## Start
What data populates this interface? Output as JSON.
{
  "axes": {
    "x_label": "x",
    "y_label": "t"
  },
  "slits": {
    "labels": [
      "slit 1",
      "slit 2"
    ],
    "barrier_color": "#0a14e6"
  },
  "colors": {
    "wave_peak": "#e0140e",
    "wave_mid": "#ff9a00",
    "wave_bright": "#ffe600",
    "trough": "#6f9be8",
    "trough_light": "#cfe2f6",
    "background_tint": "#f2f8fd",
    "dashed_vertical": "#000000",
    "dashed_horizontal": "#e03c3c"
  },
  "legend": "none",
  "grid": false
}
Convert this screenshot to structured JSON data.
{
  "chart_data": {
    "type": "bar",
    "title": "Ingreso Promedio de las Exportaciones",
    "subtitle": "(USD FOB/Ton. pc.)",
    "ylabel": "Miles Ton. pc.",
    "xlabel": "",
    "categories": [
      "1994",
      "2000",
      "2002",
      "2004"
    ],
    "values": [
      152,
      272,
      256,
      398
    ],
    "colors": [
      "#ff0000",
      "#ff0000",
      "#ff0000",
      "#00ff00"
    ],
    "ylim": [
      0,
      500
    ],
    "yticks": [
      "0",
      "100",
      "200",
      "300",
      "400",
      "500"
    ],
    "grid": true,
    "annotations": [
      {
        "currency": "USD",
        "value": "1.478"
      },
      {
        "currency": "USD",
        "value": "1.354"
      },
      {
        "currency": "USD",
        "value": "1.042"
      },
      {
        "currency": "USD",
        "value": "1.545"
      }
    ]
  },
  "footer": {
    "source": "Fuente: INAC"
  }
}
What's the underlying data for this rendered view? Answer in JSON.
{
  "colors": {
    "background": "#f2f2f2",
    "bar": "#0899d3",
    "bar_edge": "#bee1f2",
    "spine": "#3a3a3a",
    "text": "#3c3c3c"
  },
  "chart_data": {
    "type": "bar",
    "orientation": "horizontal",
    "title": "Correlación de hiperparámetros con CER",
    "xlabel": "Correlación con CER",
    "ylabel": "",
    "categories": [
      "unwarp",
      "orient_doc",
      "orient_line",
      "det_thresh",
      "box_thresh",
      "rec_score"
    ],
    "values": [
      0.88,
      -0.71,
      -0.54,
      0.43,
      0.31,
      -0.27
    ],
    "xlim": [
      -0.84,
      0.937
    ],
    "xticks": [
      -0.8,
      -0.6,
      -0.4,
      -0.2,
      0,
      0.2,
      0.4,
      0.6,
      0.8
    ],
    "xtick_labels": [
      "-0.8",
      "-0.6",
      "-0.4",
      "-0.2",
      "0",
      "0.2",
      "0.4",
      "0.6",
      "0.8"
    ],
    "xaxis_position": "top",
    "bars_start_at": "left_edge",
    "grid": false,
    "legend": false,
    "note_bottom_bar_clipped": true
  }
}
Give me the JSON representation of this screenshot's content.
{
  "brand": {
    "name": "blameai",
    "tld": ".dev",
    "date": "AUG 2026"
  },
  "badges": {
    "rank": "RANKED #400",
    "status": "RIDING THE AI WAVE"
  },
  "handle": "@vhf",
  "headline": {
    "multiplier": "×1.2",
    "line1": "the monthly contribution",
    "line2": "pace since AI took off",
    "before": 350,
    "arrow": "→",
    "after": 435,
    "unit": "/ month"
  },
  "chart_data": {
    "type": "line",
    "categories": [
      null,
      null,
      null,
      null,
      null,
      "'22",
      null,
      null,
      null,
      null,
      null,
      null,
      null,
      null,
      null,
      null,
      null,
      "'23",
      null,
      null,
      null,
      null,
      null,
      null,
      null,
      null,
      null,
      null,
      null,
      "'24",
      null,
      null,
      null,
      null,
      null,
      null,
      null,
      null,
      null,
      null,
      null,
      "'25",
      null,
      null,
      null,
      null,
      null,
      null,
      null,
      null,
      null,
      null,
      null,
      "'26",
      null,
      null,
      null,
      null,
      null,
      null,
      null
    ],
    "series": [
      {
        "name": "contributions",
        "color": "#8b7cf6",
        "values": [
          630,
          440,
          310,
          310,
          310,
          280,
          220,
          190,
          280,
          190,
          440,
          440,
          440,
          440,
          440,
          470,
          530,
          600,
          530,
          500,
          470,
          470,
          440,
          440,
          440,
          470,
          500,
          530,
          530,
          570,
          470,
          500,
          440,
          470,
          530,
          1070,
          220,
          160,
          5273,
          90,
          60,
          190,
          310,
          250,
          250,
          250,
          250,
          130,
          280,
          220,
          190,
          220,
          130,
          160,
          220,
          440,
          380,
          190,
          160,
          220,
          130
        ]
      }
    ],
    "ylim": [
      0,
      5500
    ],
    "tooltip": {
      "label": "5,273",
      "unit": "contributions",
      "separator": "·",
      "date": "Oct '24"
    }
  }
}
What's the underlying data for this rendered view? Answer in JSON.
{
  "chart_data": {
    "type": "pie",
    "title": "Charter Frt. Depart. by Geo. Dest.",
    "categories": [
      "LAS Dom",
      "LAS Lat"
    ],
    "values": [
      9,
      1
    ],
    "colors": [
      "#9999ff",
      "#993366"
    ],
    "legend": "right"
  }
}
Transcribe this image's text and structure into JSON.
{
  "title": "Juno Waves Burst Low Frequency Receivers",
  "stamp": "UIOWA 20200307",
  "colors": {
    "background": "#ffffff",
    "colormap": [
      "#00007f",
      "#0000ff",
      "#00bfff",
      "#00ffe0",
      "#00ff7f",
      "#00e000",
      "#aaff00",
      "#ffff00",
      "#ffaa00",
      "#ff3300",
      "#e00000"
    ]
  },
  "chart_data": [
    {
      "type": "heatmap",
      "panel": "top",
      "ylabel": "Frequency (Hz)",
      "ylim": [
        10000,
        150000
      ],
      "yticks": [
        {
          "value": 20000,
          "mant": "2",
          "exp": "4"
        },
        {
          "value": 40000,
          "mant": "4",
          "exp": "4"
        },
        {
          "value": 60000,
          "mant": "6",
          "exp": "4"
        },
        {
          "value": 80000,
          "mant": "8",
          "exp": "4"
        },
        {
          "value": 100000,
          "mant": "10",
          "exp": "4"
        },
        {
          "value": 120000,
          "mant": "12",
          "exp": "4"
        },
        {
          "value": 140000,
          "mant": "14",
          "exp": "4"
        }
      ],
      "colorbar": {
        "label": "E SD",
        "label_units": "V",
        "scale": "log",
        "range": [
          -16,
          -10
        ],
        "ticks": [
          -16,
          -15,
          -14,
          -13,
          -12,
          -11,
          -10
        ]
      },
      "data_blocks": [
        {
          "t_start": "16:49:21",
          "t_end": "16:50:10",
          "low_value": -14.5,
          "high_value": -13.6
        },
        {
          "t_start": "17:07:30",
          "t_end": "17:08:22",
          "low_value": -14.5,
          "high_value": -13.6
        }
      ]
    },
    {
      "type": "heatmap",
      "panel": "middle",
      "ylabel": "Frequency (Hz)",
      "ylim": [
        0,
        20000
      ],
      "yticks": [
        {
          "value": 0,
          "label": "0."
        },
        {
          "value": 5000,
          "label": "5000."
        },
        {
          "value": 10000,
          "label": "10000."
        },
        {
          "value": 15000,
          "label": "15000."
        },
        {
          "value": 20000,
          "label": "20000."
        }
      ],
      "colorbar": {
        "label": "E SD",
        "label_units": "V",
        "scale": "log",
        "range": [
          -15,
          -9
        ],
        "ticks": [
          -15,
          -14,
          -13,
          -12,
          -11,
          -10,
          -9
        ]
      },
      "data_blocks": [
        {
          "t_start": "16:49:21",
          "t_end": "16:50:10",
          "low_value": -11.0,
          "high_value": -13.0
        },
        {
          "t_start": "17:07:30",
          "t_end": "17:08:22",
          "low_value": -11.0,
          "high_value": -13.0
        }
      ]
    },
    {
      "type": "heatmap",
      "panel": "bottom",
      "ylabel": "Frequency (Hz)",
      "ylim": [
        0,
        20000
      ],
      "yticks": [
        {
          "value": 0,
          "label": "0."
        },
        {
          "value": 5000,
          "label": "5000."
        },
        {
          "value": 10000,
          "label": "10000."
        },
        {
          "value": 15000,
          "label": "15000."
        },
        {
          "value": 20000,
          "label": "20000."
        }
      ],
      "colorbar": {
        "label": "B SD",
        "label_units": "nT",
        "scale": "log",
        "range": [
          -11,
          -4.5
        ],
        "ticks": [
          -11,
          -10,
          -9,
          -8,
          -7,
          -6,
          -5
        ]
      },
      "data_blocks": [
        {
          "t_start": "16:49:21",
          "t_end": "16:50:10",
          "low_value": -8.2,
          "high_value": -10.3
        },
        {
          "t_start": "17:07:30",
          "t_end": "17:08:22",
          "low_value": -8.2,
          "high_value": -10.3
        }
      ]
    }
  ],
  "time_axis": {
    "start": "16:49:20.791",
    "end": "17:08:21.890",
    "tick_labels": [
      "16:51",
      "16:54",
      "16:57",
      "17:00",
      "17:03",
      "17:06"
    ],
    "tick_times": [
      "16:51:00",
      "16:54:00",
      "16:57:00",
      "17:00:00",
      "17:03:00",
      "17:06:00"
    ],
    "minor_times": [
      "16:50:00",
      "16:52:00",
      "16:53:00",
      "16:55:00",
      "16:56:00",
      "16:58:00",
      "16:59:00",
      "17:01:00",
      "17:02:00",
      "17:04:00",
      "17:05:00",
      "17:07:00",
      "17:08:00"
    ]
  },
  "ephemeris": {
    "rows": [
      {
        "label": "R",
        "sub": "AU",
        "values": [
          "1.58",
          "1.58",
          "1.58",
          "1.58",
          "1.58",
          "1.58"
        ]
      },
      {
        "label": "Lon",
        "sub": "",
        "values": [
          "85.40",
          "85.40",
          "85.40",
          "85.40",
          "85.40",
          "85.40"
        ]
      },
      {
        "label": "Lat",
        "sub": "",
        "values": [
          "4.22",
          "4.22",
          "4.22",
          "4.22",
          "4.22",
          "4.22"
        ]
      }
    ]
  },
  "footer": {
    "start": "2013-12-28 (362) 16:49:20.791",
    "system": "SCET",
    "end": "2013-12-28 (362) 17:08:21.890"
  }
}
## End
REQUIRED WORK
Using the listing above, locate the lines that hold "panel" and copy each one.

THE SOLUTION
      "panel": "top",
      "panel": "middle",
      "panel": "bottom",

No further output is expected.